--- Start ---

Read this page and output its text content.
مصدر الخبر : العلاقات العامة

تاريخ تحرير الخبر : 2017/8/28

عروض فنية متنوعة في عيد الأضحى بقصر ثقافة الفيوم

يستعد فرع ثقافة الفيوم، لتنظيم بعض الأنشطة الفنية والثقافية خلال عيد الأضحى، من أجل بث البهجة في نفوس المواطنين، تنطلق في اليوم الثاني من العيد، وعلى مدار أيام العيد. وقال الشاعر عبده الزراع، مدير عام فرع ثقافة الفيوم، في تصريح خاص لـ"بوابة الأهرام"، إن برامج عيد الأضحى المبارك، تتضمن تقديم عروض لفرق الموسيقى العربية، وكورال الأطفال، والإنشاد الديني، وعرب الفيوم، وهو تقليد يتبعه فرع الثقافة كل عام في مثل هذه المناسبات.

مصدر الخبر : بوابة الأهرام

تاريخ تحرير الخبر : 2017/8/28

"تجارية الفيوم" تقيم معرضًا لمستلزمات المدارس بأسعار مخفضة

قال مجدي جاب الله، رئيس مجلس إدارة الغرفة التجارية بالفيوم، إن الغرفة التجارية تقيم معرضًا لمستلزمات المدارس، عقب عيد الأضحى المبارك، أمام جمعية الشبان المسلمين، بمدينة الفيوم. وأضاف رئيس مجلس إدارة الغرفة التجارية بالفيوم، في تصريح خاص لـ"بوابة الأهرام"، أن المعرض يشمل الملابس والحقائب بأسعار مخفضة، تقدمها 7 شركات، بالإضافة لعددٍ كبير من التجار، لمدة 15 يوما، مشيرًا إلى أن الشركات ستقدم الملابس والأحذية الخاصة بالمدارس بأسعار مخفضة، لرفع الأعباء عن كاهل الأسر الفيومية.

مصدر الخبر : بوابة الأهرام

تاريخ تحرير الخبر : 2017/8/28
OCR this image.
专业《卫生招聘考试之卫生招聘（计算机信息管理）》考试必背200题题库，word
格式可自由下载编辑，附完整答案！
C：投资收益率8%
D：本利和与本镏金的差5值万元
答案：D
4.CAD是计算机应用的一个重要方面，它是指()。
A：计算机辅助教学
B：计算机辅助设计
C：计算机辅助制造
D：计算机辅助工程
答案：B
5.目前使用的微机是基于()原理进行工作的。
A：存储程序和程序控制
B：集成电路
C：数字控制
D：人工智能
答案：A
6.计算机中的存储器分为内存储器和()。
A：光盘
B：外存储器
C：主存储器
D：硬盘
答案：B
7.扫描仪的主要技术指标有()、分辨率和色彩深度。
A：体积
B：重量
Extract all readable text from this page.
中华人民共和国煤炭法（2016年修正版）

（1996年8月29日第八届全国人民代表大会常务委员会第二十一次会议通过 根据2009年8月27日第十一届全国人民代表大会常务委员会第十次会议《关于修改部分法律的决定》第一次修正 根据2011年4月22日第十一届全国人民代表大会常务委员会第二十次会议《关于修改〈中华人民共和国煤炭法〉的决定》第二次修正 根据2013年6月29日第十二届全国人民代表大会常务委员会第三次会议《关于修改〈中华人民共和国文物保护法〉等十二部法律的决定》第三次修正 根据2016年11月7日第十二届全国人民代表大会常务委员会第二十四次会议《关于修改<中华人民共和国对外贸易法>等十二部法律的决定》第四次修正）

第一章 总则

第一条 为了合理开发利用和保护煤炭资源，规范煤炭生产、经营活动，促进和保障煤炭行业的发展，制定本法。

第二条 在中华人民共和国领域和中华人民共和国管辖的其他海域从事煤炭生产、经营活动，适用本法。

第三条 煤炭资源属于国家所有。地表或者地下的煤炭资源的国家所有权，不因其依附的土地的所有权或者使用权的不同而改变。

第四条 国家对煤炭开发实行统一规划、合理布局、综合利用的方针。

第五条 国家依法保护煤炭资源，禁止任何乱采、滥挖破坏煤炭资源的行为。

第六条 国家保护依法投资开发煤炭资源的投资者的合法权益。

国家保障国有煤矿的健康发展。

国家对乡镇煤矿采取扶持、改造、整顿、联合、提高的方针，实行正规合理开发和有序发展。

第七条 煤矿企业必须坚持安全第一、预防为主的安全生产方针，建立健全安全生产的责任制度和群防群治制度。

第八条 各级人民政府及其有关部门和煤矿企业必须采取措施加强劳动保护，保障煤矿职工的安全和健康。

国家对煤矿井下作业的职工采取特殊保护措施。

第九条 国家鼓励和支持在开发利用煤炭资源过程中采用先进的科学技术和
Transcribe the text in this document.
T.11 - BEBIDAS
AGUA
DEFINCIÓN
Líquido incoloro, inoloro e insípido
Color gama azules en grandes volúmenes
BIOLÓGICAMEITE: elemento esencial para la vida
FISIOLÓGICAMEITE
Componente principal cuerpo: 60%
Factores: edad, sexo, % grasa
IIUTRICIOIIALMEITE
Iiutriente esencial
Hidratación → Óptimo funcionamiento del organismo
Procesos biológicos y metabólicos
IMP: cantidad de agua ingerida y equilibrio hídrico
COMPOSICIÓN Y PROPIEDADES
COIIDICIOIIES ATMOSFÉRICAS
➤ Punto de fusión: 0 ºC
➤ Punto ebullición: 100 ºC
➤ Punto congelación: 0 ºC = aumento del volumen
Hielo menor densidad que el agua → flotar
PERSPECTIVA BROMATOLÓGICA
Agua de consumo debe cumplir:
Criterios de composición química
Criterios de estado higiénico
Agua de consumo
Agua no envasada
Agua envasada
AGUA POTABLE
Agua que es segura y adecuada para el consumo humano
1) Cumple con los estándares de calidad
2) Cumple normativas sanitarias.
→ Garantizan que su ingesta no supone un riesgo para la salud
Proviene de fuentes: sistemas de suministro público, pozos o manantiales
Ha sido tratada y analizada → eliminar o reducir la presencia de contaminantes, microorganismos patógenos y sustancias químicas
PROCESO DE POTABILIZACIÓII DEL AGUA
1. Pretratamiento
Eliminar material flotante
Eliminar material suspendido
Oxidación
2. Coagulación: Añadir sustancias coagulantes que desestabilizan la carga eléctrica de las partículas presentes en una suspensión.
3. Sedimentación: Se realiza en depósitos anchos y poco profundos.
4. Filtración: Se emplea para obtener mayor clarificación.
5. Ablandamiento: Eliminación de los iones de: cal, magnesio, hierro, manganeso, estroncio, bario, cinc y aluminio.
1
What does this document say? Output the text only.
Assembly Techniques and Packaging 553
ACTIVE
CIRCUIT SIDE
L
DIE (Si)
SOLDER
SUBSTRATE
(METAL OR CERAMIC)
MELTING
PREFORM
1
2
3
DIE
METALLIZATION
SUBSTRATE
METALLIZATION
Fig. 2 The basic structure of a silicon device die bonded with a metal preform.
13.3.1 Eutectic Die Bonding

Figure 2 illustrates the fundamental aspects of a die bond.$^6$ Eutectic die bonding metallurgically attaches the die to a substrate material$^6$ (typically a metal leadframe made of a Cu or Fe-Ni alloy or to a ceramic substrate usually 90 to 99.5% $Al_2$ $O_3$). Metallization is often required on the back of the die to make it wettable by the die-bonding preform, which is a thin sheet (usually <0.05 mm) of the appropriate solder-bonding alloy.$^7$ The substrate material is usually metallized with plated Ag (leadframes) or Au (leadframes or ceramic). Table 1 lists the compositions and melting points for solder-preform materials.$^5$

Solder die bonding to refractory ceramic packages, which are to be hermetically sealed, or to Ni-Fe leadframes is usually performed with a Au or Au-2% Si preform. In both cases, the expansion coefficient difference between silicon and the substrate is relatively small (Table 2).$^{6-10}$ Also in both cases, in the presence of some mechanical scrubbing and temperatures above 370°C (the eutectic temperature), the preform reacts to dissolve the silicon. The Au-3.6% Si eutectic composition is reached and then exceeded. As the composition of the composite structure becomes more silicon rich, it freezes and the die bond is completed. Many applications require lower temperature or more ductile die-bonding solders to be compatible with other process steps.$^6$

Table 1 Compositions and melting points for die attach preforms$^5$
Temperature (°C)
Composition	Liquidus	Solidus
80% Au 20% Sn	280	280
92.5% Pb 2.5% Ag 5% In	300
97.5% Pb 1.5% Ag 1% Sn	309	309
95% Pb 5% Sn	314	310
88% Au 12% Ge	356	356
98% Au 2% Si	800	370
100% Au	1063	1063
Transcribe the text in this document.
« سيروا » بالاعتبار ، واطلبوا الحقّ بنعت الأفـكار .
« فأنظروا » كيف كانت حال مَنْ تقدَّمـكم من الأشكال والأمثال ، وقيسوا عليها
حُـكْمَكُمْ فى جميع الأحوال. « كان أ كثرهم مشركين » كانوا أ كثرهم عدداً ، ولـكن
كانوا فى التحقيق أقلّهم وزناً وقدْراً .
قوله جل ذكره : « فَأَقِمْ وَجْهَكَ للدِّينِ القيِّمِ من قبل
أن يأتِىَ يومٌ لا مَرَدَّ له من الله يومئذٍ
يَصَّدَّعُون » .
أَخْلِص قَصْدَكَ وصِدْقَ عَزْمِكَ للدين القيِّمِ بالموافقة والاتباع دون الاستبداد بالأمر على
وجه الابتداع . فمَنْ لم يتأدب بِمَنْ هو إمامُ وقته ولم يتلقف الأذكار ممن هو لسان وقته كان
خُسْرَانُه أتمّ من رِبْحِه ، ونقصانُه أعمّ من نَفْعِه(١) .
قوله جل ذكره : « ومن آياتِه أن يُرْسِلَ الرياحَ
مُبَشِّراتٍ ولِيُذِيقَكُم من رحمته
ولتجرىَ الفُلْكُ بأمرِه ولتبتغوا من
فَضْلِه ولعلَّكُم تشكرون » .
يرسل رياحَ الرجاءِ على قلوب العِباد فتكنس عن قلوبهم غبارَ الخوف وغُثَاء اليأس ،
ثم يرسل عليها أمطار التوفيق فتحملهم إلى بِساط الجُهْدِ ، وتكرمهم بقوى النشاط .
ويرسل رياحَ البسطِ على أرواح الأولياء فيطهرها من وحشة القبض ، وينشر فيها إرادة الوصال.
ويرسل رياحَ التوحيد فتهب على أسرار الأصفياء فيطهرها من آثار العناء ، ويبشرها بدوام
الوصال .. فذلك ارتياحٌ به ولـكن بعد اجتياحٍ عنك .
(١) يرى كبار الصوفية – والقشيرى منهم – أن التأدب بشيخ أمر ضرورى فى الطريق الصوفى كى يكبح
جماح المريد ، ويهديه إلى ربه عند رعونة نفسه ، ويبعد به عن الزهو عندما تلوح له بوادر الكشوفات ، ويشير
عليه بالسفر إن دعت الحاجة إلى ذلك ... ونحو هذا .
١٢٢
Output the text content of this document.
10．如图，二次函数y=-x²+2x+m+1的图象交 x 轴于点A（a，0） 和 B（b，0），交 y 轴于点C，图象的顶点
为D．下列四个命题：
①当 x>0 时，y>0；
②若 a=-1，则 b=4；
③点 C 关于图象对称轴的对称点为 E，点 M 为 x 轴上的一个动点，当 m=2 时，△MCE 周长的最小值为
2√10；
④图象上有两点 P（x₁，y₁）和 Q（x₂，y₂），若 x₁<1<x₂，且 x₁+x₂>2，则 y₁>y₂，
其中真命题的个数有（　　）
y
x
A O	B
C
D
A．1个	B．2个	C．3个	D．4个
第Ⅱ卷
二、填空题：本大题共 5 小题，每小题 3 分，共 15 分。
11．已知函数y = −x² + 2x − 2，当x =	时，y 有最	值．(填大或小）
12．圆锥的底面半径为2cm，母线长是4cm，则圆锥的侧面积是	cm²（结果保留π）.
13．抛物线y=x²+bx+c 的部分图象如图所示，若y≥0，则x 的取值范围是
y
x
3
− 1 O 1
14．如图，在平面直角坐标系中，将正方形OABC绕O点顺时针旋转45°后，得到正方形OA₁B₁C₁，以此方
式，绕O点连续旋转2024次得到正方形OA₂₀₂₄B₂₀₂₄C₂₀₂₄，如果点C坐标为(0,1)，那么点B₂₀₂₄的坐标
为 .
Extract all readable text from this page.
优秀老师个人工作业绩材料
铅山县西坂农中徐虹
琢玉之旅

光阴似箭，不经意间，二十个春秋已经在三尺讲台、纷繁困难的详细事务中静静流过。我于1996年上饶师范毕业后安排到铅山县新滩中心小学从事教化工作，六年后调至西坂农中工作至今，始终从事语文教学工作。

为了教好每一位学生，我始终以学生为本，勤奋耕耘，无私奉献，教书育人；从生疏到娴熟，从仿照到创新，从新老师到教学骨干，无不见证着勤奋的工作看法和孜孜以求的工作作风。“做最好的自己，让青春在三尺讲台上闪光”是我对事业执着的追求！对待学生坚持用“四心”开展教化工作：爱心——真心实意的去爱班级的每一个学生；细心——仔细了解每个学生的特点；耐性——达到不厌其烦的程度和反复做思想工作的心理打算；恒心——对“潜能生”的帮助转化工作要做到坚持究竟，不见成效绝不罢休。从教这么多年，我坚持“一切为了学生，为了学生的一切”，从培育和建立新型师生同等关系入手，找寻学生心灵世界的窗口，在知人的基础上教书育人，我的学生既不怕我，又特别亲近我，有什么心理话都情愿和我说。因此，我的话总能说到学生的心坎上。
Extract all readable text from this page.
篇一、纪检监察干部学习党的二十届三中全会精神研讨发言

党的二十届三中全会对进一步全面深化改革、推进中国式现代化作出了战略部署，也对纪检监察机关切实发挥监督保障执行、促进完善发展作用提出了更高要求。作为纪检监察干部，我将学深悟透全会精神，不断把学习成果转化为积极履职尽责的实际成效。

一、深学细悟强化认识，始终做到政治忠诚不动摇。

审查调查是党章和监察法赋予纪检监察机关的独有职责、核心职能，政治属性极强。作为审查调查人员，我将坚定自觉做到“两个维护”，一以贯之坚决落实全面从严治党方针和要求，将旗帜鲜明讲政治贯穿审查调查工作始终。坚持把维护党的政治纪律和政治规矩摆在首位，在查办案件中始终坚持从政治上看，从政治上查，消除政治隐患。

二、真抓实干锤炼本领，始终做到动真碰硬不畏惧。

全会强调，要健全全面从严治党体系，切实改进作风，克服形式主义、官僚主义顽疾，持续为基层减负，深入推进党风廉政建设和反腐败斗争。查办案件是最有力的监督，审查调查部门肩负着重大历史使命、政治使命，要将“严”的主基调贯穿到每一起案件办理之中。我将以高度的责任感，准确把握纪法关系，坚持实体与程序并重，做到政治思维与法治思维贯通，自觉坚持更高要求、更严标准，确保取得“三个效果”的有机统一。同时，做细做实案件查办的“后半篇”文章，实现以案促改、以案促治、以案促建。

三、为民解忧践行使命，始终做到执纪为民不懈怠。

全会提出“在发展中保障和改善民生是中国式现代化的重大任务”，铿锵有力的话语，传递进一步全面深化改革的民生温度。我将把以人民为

--- End ---

▶ Exercise description:
Collect, from the material above, every line containing the word "المبارك".

▶ Task result:
يستعد فرع ثقافة الفيوم، لتنظيم بعض الأنشطة الفنية والثقافية خلال عيد الأضحى، من أجل بث البهجة في نفوس المواطنين، تنطلق في اليوم الثاني من العيد، وعلى مدار أيام العيد. وقال الشاعر عبده الزراع، مدير عام فرع ثقافة الفيوم، في تصريح خاص لـ"بوابة الأهرام"، إن برامج عيد الأضحى المبارك، تتضمن تقديم عروض لفرق الموسيقى العربية، وكورال الأطفال، والإنشاد الديني، وعرب الفيوم، وهو تقليد يتبعه فرع الثقافة كل عام في مثل هذه المناسبات.
قال مجدي جاب الله، رئيس مجلس إدارة الغرفة التجارية بالفيوم، إن الغرفة التجارية تقيم معرضًا لمستلزمات المدارس، عقب عيد الأضحى المبارك، أمام جمعية الشبان المسلمين، بمدينة الفيوم. وأضاف رئيس مجلس إدارة الغرفة التجارية بالفيوم، في تصريح خاص لـ"بوابة الأهرام"، أن المعرض يشمل الملابس والحقائب بأسعار مخفضة، تقدمها 7 شركات، بالإضافة لعددٍ كبير من التجار، لمدة 15 يوما، مشيرًا إلى أن الشركات ستقدم الملابس والأحذية الخاصة بالمدارس بأسعار مخفضة، لرفع الأعباء عن كاهل الأسر الفيومية.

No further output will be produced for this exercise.